What number of lines in the material contain the word "JSON"? Give that number alone.

** BEGIN Exercise materials **

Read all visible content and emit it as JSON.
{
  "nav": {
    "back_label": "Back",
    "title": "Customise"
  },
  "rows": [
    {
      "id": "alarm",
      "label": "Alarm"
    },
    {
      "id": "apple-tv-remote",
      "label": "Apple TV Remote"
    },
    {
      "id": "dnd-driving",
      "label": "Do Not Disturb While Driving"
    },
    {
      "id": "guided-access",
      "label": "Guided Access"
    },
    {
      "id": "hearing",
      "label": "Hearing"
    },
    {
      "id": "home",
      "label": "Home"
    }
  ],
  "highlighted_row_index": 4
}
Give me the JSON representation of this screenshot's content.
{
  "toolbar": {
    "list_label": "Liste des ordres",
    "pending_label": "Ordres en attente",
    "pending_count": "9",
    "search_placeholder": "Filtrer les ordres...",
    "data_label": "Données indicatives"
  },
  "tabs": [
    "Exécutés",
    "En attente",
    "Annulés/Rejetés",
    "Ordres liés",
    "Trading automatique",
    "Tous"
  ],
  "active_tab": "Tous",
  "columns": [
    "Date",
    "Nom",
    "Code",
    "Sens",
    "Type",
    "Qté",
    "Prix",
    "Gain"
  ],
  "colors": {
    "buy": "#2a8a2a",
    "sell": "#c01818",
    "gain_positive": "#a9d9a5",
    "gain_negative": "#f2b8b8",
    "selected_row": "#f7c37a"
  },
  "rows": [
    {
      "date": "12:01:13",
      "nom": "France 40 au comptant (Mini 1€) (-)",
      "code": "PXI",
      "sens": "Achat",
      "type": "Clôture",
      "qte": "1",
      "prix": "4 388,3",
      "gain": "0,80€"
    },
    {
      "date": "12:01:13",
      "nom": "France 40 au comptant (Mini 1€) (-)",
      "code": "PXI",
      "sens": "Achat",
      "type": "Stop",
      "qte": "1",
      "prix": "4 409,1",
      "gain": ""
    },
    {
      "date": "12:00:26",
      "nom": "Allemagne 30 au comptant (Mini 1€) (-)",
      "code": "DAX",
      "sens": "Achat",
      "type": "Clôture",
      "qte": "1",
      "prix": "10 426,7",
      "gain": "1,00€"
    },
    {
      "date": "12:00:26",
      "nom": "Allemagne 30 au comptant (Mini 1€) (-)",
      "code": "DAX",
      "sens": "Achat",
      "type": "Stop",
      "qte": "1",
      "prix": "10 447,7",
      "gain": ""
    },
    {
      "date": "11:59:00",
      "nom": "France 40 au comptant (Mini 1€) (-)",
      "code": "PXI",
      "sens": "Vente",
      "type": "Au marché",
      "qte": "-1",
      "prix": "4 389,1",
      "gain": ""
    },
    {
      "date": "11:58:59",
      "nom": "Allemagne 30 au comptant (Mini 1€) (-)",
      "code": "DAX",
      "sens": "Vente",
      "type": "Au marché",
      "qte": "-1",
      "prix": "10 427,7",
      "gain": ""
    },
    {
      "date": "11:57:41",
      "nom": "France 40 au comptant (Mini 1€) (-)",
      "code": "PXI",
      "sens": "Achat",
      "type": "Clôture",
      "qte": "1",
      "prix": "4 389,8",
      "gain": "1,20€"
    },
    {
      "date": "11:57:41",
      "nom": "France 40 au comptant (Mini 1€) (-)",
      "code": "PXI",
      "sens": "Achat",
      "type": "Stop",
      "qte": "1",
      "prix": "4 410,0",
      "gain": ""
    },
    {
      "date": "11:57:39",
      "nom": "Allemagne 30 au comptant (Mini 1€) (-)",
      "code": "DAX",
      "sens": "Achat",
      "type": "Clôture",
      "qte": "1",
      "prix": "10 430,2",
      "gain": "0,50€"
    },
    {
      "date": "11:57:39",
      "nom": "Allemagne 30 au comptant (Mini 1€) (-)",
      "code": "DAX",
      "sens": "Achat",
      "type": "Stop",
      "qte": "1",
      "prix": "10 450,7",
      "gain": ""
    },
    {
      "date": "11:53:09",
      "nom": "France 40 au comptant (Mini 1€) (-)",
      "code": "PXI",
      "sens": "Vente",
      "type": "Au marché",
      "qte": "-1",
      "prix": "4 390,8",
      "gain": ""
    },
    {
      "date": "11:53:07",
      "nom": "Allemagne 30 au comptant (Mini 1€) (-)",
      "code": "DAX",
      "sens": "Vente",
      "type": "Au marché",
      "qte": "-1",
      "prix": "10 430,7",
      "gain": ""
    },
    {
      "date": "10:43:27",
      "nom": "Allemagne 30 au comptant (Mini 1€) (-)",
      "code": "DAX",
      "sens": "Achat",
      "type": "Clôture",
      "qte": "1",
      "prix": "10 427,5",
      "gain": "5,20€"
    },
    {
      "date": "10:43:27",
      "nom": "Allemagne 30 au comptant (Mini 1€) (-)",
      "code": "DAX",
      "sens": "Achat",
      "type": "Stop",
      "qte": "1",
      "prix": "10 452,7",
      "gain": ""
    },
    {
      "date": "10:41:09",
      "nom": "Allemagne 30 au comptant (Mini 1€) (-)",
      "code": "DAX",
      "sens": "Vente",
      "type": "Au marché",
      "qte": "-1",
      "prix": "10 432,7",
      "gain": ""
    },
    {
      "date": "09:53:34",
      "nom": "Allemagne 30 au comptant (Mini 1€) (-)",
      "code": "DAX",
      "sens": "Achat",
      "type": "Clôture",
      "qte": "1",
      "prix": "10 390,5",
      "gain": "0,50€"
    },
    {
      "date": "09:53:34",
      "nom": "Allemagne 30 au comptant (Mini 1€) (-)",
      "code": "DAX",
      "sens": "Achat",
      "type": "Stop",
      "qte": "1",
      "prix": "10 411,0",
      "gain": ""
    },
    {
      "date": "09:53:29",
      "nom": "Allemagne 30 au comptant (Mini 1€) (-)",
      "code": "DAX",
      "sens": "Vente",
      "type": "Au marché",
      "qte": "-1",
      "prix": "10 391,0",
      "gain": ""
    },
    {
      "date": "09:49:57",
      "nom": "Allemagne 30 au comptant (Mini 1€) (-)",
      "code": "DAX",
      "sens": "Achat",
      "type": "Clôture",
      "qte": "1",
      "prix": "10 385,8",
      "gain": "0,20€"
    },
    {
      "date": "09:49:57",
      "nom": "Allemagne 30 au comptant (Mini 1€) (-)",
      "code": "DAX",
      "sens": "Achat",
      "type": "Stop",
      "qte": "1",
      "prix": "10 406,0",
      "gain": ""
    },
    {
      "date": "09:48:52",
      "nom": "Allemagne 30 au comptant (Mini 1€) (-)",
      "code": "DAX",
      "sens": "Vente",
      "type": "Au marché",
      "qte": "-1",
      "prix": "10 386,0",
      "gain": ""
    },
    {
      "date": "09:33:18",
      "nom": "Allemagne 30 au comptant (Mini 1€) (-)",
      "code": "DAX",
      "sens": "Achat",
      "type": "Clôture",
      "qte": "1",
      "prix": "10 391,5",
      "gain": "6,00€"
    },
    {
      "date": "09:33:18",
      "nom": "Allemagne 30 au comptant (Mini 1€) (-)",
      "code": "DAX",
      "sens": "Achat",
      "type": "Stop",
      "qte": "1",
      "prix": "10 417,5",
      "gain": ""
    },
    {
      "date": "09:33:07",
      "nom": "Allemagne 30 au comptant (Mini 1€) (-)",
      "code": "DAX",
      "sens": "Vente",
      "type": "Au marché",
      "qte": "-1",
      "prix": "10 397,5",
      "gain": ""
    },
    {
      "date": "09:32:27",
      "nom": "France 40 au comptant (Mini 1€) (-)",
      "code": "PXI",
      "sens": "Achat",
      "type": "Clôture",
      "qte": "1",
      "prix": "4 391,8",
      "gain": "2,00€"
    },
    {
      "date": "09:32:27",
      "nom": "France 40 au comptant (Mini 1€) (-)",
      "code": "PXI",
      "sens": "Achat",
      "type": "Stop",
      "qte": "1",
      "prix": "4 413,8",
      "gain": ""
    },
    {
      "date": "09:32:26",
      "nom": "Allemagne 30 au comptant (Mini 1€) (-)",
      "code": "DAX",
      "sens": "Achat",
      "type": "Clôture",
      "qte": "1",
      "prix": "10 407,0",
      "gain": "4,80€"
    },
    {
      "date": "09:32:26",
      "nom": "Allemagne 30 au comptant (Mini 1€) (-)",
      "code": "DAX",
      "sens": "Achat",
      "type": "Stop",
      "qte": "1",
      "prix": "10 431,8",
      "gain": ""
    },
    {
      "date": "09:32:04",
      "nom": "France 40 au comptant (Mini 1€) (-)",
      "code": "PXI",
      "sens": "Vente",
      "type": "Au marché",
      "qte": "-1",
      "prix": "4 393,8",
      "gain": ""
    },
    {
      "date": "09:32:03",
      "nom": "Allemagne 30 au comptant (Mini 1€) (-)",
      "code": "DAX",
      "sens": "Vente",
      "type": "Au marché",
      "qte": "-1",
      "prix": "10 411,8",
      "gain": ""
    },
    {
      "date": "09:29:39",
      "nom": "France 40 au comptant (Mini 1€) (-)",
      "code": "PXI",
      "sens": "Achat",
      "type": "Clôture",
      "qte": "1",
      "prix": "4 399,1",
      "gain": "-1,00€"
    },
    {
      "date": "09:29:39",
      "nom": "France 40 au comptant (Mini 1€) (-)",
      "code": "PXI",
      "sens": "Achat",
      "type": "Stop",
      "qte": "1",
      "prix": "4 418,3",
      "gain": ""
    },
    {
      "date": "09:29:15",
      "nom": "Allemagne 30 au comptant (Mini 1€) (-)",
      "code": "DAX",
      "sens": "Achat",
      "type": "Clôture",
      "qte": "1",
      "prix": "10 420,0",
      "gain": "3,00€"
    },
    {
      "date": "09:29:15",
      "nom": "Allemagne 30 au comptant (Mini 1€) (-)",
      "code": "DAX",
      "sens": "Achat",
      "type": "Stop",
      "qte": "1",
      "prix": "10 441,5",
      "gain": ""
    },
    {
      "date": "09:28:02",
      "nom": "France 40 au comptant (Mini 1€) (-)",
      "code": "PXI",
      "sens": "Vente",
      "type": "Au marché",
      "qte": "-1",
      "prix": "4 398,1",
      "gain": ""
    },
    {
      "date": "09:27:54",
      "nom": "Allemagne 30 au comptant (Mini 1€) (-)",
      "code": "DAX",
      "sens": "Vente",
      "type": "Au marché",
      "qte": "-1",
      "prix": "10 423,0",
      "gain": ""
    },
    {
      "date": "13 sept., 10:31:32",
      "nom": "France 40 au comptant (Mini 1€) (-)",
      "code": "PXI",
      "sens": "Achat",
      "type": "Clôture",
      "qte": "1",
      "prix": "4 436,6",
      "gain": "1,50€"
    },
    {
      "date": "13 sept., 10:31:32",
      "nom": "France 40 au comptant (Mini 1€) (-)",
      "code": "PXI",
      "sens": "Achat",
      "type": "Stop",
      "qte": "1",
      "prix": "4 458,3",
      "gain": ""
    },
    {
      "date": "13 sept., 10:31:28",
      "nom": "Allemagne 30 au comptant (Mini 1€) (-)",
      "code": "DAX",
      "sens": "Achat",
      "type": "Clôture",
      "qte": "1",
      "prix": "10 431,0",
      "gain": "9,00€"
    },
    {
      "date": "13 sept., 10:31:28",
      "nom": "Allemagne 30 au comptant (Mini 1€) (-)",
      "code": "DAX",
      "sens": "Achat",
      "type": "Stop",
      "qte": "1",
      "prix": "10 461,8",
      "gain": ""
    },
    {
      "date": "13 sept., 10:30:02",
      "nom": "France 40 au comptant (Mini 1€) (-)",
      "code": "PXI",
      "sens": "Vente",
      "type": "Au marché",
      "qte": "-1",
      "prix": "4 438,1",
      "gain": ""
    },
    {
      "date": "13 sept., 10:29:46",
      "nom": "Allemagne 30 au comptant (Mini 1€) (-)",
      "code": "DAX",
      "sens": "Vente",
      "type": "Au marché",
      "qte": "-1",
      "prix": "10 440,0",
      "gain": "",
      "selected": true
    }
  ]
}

** END Exercise materials **

Finished exercise — 2